• _Task description_
Everything from the line containing "Read all visible content and emit it as JSON." through the last line of the records must be returned verbatim, and nothing outside that range.

• _Extracted records_

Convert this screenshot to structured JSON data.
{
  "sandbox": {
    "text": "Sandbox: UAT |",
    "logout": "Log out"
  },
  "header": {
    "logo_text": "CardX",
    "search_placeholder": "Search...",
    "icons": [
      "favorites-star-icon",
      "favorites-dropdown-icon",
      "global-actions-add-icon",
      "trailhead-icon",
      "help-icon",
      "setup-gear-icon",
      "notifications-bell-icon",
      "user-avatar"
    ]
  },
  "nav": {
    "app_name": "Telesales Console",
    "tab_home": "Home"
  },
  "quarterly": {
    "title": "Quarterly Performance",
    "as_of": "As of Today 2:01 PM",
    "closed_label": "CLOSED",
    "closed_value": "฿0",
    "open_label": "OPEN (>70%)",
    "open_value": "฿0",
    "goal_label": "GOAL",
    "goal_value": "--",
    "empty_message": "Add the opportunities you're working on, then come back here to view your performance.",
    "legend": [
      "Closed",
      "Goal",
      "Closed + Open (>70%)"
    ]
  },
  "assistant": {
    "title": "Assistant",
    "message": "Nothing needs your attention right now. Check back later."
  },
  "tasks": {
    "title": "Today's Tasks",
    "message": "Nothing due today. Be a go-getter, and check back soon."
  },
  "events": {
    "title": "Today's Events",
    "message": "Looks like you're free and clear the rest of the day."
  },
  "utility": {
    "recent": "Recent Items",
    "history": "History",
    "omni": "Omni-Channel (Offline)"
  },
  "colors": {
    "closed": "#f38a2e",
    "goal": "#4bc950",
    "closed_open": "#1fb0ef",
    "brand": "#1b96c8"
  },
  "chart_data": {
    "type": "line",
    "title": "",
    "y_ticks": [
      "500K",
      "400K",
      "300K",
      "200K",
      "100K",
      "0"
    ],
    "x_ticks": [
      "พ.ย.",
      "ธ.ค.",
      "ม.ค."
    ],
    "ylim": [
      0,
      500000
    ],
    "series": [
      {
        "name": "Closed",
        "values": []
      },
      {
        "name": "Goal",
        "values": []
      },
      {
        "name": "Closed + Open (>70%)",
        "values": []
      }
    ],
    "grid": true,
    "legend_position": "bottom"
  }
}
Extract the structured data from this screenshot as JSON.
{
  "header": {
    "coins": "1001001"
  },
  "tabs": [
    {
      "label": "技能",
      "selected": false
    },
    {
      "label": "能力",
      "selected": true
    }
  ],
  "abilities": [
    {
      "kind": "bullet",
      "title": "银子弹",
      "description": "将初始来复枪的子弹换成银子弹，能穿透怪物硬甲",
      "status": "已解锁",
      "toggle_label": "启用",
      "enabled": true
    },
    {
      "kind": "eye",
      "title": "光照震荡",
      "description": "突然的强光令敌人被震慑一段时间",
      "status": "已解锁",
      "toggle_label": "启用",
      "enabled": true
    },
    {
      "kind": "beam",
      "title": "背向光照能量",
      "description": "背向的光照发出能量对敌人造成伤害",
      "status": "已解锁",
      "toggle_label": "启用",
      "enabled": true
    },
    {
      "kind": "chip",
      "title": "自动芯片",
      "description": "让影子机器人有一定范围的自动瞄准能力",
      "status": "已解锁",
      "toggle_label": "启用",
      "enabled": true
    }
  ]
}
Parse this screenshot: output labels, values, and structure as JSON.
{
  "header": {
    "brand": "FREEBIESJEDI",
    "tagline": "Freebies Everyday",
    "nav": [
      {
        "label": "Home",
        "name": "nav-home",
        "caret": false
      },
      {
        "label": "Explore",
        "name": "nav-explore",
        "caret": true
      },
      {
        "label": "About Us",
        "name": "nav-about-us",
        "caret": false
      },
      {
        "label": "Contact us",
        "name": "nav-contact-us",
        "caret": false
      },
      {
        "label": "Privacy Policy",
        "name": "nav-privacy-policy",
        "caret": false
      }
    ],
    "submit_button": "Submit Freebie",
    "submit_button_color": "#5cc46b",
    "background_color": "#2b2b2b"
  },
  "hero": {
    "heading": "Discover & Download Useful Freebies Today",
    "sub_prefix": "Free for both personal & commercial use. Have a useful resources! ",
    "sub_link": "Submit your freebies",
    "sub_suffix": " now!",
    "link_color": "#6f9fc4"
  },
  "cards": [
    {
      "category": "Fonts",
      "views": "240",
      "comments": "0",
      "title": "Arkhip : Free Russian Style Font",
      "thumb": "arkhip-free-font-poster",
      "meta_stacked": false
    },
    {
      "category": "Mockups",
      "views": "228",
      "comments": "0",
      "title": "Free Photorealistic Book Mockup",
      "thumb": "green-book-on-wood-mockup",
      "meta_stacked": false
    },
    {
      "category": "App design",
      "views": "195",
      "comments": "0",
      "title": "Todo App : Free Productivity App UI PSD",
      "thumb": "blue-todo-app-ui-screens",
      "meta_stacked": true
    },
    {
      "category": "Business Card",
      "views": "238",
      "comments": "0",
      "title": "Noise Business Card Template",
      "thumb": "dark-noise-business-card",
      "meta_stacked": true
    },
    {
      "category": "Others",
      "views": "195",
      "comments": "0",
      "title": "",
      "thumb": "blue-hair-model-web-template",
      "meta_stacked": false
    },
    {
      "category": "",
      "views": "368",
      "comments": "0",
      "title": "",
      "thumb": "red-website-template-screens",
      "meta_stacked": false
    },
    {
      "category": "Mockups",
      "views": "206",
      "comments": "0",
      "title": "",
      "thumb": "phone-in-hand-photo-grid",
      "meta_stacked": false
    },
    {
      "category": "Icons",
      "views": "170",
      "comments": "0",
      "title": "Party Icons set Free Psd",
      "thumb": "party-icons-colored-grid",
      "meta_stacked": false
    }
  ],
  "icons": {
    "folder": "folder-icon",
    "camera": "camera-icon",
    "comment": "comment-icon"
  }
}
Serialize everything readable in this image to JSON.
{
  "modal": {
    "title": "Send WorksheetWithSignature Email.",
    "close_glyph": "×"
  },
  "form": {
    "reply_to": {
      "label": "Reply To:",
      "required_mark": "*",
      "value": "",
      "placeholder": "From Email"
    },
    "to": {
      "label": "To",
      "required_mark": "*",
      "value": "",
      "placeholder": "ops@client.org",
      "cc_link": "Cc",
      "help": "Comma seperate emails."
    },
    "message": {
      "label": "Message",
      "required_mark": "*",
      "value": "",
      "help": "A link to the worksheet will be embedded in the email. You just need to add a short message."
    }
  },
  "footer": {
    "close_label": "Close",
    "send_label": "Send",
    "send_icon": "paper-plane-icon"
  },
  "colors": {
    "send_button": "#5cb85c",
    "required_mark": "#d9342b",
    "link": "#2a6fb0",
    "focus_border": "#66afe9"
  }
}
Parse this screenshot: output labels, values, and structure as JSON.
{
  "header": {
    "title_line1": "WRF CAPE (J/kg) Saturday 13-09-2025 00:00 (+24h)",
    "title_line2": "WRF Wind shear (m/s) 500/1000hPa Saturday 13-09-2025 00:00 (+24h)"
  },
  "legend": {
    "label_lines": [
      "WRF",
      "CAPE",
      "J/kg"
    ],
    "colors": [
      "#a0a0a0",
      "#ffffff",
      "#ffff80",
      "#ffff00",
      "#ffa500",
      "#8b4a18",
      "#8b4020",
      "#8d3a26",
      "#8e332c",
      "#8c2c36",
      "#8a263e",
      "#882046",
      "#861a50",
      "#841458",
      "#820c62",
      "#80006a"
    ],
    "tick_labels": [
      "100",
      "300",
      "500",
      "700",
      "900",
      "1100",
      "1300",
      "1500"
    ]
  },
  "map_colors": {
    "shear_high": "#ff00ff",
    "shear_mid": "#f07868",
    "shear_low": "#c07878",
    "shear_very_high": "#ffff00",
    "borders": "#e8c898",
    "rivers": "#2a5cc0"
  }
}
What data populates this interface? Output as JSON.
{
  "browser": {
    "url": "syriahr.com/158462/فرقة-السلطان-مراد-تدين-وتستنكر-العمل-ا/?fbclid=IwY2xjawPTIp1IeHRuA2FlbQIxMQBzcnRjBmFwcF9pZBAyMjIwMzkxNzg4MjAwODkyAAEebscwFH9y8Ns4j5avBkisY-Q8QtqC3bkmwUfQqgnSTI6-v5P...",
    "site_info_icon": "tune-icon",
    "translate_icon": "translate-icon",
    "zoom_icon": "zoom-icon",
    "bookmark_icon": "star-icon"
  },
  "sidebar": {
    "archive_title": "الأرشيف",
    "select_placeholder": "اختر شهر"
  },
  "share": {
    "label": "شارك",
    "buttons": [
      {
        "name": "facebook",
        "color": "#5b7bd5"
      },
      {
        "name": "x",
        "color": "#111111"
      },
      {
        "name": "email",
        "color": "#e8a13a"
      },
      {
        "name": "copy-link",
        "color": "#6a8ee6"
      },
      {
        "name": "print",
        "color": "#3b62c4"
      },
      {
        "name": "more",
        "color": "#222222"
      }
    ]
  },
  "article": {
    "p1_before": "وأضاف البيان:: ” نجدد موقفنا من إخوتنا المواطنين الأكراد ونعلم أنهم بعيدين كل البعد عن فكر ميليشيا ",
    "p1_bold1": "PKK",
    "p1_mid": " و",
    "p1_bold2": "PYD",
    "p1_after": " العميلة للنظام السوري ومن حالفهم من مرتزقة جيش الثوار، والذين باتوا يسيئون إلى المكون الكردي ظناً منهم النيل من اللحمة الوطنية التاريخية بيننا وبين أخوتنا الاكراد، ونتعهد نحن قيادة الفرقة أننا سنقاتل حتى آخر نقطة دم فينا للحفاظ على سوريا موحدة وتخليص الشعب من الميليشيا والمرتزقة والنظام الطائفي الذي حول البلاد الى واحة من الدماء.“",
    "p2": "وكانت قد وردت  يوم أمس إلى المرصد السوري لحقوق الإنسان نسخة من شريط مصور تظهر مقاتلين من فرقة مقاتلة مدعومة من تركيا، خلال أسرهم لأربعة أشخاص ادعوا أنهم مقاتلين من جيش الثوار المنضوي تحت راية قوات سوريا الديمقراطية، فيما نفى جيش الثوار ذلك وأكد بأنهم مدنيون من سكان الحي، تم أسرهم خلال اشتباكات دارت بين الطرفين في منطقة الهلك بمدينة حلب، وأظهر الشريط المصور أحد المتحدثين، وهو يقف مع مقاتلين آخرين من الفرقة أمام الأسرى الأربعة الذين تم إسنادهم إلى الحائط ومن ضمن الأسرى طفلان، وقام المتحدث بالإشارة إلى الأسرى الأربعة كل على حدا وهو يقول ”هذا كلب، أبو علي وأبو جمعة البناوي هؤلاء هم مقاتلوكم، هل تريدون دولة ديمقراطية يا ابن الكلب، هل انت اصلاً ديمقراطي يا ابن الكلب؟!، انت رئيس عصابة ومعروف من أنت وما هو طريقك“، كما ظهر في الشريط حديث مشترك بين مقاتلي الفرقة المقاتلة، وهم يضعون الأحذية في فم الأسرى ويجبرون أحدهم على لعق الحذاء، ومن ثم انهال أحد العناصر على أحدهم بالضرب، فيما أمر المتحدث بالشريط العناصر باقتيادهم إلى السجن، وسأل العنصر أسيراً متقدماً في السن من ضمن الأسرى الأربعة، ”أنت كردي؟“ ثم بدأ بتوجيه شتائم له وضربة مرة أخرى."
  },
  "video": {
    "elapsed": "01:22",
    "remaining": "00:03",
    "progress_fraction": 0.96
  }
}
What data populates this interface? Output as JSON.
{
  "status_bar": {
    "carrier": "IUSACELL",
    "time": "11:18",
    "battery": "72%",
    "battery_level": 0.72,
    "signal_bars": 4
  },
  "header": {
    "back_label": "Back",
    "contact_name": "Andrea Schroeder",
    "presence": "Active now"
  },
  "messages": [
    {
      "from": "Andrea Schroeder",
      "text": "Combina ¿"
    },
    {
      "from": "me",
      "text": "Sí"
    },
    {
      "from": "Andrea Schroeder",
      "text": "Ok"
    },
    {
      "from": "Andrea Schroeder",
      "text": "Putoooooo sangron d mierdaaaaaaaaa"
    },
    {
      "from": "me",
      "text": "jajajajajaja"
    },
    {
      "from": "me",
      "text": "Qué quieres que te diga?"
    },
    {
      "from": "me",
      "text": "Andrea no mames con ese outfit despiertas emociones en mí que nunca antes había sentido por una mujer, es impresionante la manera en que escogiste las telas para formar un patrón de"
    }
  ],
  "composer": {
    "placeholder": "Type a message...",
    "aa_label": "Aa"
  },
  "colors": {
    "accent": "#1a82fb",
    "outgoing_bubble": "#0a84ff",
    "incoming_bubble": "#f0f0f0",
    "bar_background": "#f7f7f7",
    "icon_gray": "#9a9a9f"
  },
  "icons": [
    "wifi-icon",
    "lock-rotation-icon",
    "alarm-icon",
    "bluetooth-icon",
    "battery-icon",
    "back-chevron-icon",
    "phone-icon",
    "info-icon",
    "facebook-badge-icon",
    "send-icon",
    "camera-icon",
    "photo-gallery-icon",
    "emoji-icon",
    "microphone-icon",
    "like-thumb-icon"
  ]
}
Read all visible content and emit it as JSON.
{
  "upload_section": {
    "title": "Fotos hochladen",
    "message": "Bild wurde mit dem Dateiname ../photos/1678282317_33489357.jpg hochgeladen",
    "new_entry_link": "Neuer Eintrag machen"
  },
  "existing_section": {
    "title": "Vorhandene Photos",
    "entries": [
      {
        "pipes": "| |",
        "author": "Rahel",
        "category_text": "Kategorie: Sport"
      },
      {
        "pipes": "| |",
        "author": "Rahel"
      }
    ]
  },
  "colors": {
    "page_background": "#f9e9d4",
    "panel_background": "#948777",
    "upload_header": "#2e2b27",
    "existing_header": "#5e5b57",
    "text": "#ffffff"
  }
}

• _Answer_
Read all visible content and emit it as JSON.
{
  "upload_section": {
    "title": "Fotos hochladen",
    "message": "Bild wurde mit dem Dateiname ../photos/1678282317_33489357.jpg hochgeladen",
    "new_entry_link": "Neuer Eintrag machen"
  },
  "existing_section": {
    "title": "Vorhandene Photos",
    "entries": [
      {
        "pipes": "| |",
        "author": "Rahel",
        "category_text": "Kategorie: Sport"
      },
      {
        "pipes": "| |",
        "author": "Rahel"
      }
    ]
  },
  "colors": {
    "page_background": "#f9e9d4",
    "panel_background": "#948777",
    "upload_header": "#2e2b27",
    "existing_header": "#5e5b57",
    "text": "#ffffff"
  }
}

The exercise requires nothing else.